What the task asks |
Reproduce the complete listing without any deviation.

===== Source records

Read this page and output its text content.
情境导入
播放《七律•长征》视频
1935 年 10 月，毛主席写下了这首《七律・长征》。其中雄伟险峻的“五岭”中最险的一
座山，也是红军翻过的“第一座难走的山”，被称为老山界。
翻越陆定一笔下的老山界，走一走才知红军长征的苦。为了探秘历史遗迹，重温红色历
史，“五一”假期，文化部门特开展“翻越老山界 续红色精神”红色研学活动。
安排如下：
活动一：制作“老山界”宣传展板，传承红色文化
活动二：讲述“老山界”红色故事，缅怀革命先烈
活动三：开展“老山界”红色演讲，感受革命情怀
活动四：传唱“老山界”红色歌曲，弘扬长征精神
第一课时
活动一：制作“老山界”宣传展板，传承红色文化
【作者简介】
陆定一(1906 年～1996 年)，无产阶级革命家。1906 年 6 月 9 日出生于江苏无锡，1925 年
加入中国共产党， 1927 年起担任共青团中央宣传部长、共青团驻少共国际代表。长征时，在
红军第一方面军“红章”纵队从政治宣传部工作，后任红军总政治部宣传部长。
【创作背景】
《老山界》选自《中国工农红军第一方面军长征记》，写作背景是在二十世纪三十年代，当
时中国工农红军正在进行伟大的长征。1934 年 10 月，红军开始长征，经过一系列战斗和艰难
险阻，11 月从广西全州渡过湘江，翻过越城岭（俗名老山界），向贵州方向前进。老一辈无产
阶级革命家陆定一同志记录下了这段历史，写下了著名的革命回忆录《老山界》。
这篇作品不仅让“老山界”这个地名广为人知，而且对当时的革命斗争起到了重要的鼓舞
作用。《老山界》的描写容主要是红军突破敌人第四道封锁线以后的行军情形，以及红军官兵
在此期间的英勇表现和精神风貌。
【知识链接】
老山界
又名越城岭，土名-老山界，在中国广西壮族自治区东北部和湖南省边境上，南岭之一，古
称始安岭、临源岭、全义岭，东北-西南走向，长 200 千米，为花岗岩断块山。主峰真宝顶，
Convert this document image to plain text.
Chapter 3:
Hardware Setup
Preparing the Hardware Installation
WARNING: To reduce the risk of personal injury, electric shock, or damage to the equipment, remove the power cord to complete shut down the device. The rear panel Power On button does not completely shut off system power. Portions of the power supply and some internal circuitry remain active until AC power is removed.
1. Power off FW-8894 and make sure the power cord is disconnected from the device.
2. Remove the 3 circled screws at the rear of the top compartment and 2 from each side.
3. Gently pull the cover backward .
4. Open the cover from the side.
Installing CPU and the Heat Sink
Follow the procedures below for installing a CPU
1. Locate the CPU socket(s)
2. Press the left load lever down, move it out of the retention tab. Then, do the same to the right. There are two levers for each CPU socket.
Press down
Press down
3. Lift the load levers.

==========

Output of the exercise |
Read this page and output its text content.
情境导入
播放《七律•长征》视频
1935 年 10 月，毛主席写下了这首《七律・长征》。其中雄伟险峻的“五岭”中最险的一
座山，也是红军翻过的“第一座难走的山”，被称为老山界。
翻越陆定一笔下的老山界，走一走才知红军长征的苦。为了探秘历史遗迹，重温红色历
史，“五一”假期，文化部门特开展“翻越老山界 续红色精神”红色研学活动。
安排如下：
活动一：制作“老山界”宣传展板，传承红色文化
活动二：讲述“老山界”红色故事，缅怀革命先烈
活动三：开展“老山界”红色演讲，感受革命情怀
活动四：传唱“老山界”红色歌曲，弘扬长征精神
第一课时
活动一：制作“老山界”宣传展板，传承红色文化
【作者简介】
陆定一(1906 年～1996 年)，无产阶级革命家。1906 年 6 月 9 日出生于江苏无锡，1925 年
加入中国共产党， 1927 年起担任共青团中央宣传部长、共青团驻少共国际代表。长征时，在
红军第一方面军“红章”纵队从政治宣传部工作，后任红军总政治部宣传部长。
【创作背景】
《老山界》选自《中国工农红军第一方面军长征记》，写作背景是在二十世纪三十年代，当
时中国工农红军正在进行伟大的长征。1934 年 10 月，红军开始长征，经过一系列战斗和艰难
险阻，11 月从广西全州渡过湘江，翻过越城岭（俗名老山界），向贵州方向前进。老一辈无产
阶级革命家陆定一同志记录下了这段历史，写下了著名的革命回忆录《老山界》。
这篇作品不仅让“老山界”这个地名广为人知，而且对当时的革命斗争起到了重要的鼓舞
作用。《老山界》的描写容主要是红军突破敌人第四道封锁线以后的行军情形，以及红军官兵
在此期间的英勇表现和精神风貌。
【知识链接】
老山界
又名越城岭，土名-老山界，在中国广西壮族自治区东北部和湖南省边境上，南岭之一，古
称始安岭、临源岭、全义岭，东北-西南走向，长 200 千米，为花岗岩断块山。主峰真宝顶，
Convert this document image to plain text.
Chapter 3:
Hardware Setup
Preparing the Hardware Installation
WARNING: To reduce the risk of personal injury, electric shock, or damage to the equipment, remove the power cord to complete shut down the device. The rear panel Power On button does not completely shut off system power. Portions of the power supply and some internal circuitry remain active until AC power is removed.
1. Power off FW-8894 and make sure the power cord is disconnected from the device.
2. Remove the 3 circled screws at the rear of the top compartment and 2 from each side.
3. Gently pull the cover backward .
4. Open the cover from the side.
Installing CPU and the Heat Sink
Follow the procedures below for installing a CPU
1. Locate the CPU socket(s)
2. Press the left load lever down, move it out of the retention tab. Then, do the same to the right. There are two levers for each CPU socket.
Press down
Press down
3. Lift the load levers.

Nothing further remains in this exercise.